▶ **Work to be completed**
Report how many lines include the word "this", and nothing besides that number.

▶ **Data lines**

::::::::

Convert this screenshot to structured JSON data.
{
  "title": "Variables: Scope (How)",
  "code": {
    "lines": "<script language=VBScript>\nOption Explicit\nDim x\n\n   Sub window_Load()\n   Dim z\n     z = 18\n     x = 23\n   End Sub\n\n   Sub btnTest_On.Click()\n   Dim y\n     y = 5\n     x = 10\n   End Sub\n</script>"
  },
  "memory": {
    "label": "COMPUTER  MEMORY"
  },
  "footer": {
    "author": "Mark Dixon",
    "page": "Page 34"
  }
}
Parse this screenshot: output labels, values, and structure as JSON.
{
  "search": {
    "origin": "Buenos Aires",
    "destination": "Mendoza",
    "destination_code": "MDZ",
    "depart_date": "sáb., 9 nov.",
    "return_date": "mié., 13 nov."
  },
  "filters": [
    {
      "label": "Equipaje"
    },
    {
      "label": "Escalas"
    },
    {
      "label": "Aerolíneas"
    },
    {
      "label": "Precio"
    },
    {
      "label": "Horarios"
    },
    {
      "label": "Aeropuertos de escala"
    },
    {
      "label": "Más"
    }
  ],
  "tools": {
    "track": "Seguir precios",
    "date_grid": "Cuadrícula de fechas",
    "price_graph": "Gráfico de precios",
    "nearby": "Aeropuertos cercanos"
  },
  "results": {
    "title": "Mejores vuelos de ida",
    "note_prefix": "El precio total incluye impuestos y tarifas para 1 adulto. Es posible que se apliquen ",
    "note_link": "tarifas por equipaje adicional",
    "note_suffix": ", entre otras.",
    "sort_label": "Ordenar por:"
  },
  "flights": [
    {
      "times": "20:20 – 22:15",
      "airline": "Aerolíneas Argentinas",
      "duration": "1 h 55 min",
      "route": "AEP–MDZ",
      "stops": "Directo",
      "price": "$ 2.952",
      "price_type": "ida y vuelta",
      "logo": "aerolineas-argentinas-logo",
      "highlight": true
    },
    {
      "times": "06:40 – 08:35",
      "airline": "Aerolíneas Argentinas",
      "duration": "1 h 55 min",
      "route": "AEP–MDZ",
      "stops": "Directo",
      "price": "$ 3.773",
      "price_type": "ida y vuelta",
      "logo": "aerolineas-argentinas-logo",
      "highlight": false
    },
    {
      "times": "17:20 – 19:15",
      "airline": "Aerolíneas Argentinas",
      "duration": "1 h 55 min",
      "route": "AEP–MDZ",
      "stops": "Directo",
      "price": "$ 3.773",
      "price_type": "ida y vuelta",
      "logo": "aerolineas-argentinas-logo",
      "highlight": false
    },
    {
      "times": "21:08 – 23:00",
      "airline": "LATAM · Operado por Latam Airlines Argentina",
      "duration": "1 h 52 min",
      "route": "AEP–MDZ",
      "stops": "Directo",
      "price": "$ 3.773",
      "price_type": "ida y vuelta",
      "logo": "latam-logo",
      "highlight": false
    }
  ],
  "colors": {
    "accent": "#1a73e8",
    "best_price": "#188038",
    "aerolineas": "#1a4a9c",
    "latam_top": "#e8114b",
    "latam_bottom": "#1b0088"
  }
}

::::::::

▶ **Reply**
2